* **Written instruction**
Reproduce the entries below, changing every "check-circle-icon" to "status-icon" and leaving all other text as it stands.

* **Record set**
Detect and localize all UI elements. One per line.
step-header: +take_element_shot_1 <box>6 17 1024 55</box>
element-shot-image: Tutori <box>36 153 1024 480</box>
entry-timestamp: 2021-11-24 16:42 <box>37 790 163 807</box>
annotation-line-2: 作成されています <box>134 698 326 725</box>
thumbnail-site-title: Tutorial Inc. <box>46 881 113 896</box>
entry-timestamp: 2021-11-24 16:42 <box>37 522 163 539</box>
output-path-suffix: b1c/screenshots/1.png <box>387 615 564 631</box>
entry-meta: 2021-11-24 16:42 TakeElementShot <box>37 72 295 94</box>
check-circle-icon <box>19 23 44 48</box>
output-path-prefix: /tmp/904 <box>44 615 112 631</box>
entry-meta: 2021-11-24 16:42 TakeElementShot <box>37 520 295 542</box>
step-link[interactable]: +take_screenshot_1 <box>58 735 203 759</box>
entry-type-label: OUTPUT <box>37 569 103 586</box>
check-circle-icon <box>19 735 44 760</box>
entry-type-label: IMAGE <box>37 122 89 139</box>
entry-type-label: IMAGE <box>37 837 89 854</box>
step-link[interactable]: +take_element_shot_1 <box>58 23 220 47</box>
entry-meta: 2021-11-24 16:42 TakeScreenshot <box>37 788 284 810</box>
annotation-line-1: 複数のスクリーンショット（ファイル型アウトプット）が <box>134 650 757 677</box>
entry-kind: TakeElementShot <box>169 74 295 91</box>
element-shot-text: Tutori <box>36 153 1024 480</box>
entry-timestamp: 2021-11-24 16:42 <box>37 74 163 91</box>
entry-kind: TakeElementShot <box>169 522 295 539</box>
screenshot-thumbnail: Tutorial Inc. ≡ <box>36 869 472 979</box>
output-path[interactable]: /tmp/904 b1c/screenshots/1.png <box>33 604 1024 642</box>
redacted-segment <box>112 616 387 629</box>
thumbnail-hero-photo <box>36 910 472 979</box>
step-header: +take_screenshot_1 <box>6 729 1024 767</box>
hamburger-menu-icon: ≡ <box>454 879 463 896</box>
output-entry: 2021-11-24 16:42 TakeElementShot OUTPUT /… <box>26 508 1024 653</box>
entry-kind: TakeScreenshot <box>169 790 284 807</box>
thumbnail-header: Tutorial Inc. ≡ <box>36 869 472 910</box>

* **Final answer**
Detect and localize all UI elements. One per line.
step-header: +take_element_shot_1 <box>6 17 1024 55</box>
element-shot-image: Tutori <box>36 153 1024 480</box>
entry-timestamp: 2021-11-24 16:42 <box>37 790 163 807</box>
annotation-line-2: 作成されています <box>134 698 326 725</box>
thumbnail-site-title: Tutorial Inc. <box>46 881 113 896</box>
entry-timestamp: 2021-11-24 16:42 <box>37 522 163 539</box>
output-path-suffix: b1c/screenshots/1.png <box>387 615 564 631</box>
entry-meta: 2021-11-24 16:42 TakeElementShot <box>37 72 295 94</box>
status-icon <box>19 23 44 48</box>
output-path-prefix: /tmp/904 <box>44 615 112 631</box>
entry-meta: 2021-11-24 16:42 TakeElementShot <box>37 520 295 542</box>
step-link[interactable]: +take_screenshot_1 <box>58 735 203 759</box>
entry-type-label: OUTPUT <box>37 569 103 586</box>
status-icon <box>19 735 44 760</box>
entry-type-label: IMAGE <box>37 122 89 139</box>
entry-type-label: IMAGE <box>37 837 89 854</box>
step-link[interactable]: +take_element_shot_1 <box>58 23 220 47</box>
entry-meta: 2021-11-24 16:42 TakeScreenshot <box>37 788 284 810</box>
annotation-line-1: 複数のスクリーンショット（ファイル型アウトプット）が <box>134 650 757 677</box>
entry-kind: TakeElementShot <box>169 74 295 91</box>
element-shot-text: Tutori <box>36 153 1024 480</box>
entry-timestamp: 2021-11-24 16:42 <box>37 74 163 91</box>
entry-kind: TakeElementShot <box>169 522 295 539</box>
screenshot-thumbnail: Tutorial Inc. ≡ <box>36 869 472 979</box>
output-path[interactable]: /tmp/904 b1c/screenshots/1.png <box>33 604 1024 642</box>
redacted-segment <box>112 616 387 629</box>
thumbnail-hero-photo <box>36 910 472 979</box>
step-header: +take_screenshot_1 <box>6 729 1024 767</box>
hamburger-menu-icon: ≡ <box>454 879 463 896</box>
output-entry: 2021-11-24 16:42 TakeElementShot OUTPUT /… <box>26 508 1024 653</box>
entry-kind: TakeScreenshot <box>169 790 284 807</box>
thumbnail-header: Tutorial Inc. ≡ <box>36 869 472 910</box>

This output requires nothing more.